Pull out from the material below all lines with "JSON".
[START Items]
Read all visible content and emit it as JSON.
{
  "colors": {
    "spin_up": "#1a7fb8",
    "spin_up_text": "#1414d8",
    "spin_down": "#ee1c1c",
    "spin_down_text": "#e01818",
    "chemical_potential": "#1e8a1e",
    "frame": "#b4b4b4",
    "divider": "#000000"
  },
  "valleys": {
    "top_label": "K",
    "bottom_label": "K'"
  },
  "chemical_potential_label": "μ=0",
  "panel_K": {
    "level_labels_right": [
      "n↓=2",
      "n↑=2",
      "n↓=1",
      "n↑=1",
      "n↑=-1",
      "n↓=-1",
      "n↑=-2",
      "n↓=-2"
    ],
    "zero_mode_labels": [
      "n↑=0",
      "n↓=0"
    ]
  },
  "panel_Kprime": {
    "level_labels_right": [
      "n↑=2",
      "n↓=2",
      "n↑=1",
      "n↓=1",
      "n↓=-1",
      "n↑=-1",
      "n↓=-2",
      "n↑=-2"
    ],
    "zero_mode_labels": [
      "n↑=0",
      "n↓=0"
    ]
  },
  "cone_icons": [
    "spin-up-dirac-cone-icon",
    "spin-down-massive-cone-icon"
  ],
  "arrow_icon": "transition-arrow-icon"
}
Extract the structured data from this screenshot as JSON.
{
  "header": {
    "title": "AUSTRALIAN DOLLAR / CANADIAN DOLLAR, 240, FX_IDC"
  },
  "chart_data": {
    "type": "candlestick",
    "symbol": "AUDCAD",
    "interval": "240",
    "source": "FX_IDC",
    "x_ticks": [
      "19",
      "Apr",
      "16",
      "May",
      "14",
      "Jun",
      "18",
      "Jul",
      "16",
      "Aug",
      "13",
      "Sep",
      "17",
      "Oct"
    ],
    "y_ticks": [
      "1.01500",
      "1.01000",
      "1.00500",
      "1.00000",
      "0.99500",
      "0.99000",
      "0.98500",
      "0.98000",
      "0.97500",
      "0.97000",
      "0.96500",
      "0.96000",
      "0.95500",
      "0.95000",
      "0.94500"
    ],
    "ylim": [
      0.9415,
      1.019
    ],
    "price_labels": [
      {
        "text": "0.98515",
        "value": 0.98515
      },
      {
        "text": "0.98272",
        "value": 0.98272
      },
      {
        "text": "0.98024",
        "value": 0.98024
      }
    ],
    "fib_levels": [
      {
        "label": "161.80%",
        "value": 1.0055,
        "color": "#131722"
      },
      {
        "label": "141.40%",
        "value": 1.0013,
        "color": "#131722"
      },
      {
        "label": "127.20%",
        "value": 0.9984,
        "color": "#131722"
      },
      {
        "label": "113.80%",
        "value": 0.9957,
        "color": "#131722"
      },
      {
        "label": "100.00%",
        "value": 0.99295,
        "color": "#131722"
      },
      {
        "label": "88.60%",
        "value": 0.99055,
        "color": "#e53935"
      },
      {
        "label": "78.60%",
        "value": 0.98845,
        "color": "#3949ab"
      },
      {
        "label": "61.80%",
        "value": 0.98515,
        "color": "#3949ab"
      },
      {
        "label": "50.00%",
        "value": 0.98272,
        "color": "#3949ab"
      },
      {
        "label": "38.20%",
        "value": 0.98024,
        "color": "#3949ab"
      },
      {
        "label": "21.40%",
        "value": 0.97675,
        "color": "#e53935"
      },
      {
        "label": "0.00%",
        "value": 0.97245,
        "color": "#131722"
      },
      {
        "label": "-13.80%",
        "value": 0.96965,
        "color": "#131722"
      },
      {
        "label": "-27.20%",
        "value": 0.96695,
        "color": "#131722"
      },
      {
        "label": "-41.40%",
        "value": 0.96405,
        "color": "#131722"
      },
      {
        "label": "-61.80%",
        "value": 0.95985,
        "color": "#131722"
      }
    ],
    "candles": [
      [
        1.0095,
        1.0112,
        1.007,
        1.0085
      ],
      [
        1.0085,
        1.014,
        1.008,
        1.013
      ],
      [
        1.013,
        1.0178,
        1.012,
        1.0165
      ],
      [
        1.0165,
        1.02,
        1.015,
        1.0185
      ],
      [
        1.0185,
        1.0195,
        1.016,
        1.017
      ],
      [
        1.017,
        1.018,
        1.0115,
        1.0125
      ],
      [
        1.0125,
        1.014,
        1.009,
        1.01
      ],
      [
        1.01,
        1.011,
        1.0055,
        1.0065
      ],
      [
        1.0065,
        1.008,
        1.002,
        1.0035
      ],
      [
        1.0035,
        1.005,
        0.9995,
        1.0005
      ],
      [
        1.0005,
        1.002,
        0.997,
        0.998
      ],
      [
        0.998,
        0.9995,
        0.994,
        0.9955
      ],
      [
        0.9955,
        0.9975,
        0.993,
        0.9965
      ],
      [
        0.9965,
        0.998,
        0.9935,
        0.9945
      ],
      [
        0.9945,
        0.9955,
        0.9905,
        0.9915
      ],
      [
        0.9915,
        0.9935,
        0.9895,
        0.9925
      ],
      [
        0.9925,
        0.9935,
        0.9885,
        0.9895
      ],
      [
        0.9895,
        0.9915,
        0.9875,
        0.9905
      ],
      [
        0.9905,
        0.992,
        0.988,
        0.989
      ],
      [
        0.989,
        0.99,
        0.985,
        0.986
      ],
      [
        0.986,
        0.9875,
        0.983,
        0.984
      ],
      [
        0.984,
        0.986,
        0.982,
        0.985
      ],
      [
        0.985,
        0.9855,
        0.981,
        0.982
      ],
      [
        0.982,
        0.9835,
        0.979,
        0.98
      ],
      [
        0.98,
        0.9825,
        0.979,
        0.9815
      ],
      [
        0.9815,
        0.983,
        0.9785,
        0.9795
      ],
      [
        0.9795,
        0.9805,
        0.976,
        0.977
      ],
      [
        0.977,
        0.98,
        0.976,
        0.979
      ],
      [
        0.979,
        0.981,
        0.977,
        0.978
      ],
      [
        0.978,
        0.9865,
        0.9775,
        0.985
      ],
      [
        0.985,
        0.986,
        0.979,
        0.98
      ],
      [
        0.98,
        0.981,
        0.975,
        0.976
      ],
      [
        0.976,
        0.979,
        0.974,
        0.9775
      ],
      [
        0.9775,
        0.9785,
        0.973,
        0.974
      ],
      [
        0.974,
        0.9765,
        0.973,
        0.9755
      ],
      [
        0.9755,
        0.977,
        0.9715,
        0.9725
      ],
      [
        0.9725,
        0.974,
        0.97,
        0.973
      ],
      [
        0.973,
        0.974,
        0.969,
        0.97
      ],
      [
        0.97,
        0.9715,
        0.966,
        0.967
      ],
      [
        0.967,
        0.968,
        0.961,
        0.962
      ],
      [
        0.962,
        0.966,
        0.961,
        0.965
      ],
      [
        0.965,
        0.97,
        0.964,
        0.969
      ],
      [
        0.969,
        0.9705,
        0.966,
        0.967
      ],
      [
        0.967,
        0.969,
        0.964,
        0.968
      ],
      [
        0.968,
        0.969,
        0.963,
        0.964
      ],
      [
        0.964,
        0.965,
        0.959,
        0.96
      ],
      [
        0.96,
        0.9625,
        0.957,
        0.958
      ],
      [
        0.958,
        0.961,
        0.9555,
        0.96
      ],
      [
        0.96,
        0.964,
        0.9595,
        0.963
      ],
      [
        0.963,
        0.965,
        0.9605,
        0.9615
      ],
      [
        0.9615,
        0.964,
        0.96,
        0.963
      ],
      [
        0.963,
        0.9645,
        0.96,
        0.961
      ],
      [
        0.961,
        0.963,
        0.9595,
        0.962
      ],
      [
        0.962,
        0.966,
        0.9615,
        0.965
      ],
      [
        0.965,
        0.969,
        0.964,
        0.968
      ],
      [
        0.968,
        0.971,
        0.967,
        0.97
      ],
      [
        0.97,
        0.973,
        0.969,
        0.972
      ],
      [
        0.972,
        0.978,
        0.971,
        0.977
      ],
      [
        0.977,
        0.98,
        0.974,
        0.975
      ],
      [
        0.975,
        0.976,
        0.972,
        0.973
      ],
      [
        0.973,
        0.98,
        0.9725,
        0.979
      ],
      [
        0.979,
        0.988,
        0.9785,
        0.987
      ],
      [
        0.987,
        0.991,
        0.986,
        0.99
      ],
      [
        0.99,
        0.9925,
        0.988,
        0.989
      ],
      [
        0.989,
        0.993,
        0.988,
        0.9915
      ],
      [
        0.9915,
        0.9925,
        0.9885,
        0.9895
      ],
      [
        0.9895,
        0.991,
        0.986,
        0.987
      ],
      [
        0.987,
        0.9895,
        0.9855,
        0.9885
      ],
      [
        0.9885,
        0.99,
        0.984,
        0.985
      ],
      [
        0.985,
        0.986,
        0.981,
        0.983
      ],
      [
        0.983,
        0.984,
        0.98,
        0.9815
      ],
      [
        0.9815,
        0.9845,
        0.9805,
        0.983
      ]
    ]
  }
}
[END Items]
Answer>
Read all visible content and emit it as JSON.
Extract the structured data from this screenshot as JSON.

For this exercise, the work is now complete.